# WHAT YOU HAVE TO DO
Repeat the listing exactly as given, omitting every image.
■ ■ ■ ■ ■
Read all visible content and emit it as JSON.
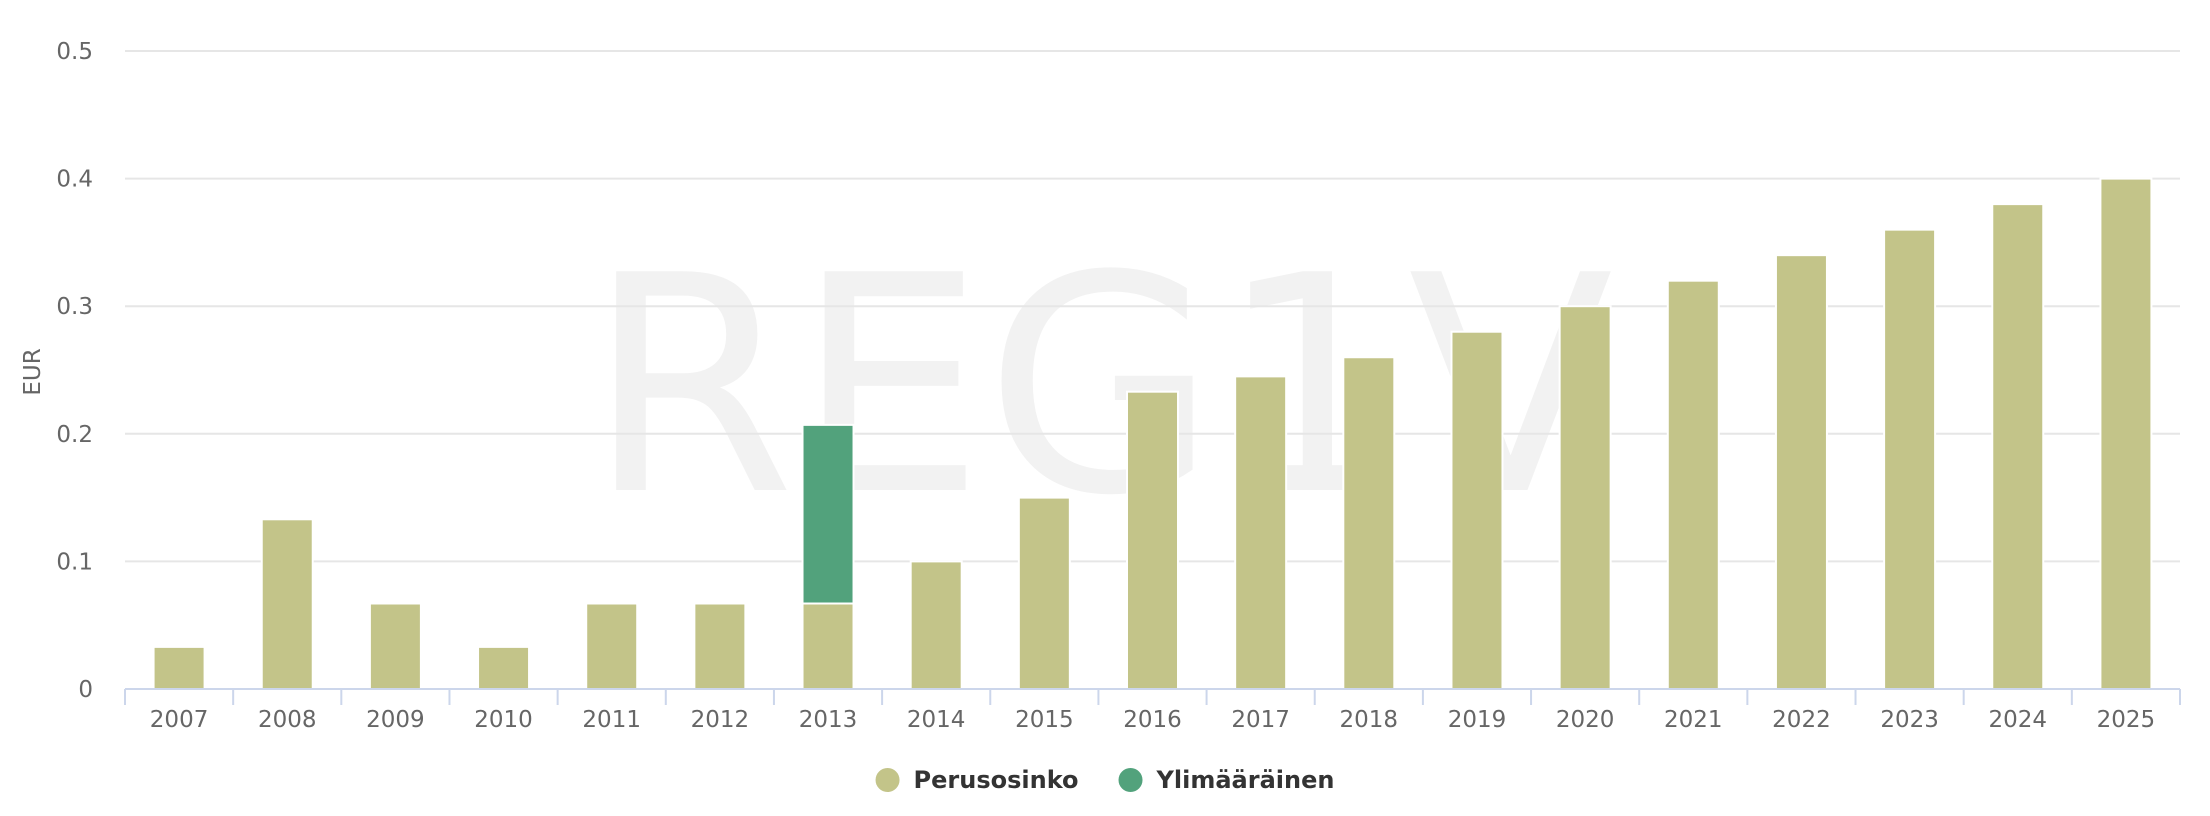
{
  "watermark": "REG1V",
  "chart_data": {
    "type": "bar",
    "stacked": true,
    "categories": [
      "2007",
      "2008",
      "2009",
      "2010",
      "2011",
      "2012",
      "2013",
      "2014",
      "2015",
      "2016",
      "2017",
      "2018",
      "2019",
      "2020",
      "2021",
      "2022",
      "2023",
      "2024",
      "2025"
    ],
    "series": [
      {
        "name": "Perusosinko",
        "color": "#c3c489",
        "values": [
          0.033,
          0.133,
          0.067,
          0.033,
          0.067,
          0.067,
          0.067,
          0.1,
          0.15,
          0.233,
          0.245,
          0.26,
          0.28,
          0.3,
          0.32,
          0.34,
          0.36,
          0.38,
          0.4
        ]
      },
      {
        "name": "Ylimääräinen",
        "color": "#52a27c",
        "values": [
          0,
          0,
          0,
          0,
          0,
          0,
          0.14,
          0,
          0,
          0,
          0,
          0,
          0,
          0,
          0,
          0,
          0,
          0,
          0
        ]
      }
    ],
    "ylabel": "EUR",
    "ylim": [
      0,
      0.5
    ],
    "yticks": [
      0,
      0.1,
      0.2,
      0.3,
      0.4,
      0.5
    ],
    "ytick_labels": [
      "0",
      "0.1",
      "0.2",
      "0.3",
      "0.4",
      "0.5"
    ],
    "grid": true,
    "legend_position": "bottom-center"
  }
}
■ ■ ■ ■ ■
# RESULT OF THE EXERCISE
Read all visible content and emit it as JSON.
{
  "watermark": "REG1V",
  "chart_data": {
    "type": "bar",
    "stacked": true,
    "categories": [
      "2007",
      "2008",
      "2009",
      "2010",
      "2011",
      "2012",
      "2013",
      "2014",
      "2015",
      "2016",
      "2017",
      "2018",
      "2019",
      "2020",
      "2021",
      "2022",
      "2023",
      "2024",
      "2025"
    ],
    "series": [
      {
        "name": "Perusosinko",
        "color": "#c3c489",
        "values": [
          0.033,
          0.133,
          0.067,
          0.033,
          0.067,
          0.067,
          0.067,
          0.1,
          0.15,
          0.233,
          0.245,
          0.26,
          0.28,
          0.3,
          0.32,
          0.34,
          0.36,
          0.38,
          0.4
        ]
      },
      {
        "name": "Ylimääräinen",
        "color": "#52a27c",
        "values": [
          0,
          0,
          0,
          0,
          0,
          0,
          0.14,
          0,
          0,
          0,
          0,
          0,
          0,
          0,
          0,
          0,
          0,
          0,
          0
        ]
      }
    ],
    "ylabel": "EUR",
    "ylim": [
      0,
      0.5
    ],
    "yticks": [
      0,
      0.1,
      0.2,
      0.3,
      0.4,
      0.5
    ],
    "ytick_labels": [
      "0",
      "0.1",
      "0.2",
      "0.3",
      "0.4",
      "0.5"
    ],
    "grid": true,
    "legend_position": "bottom-center"
  }
}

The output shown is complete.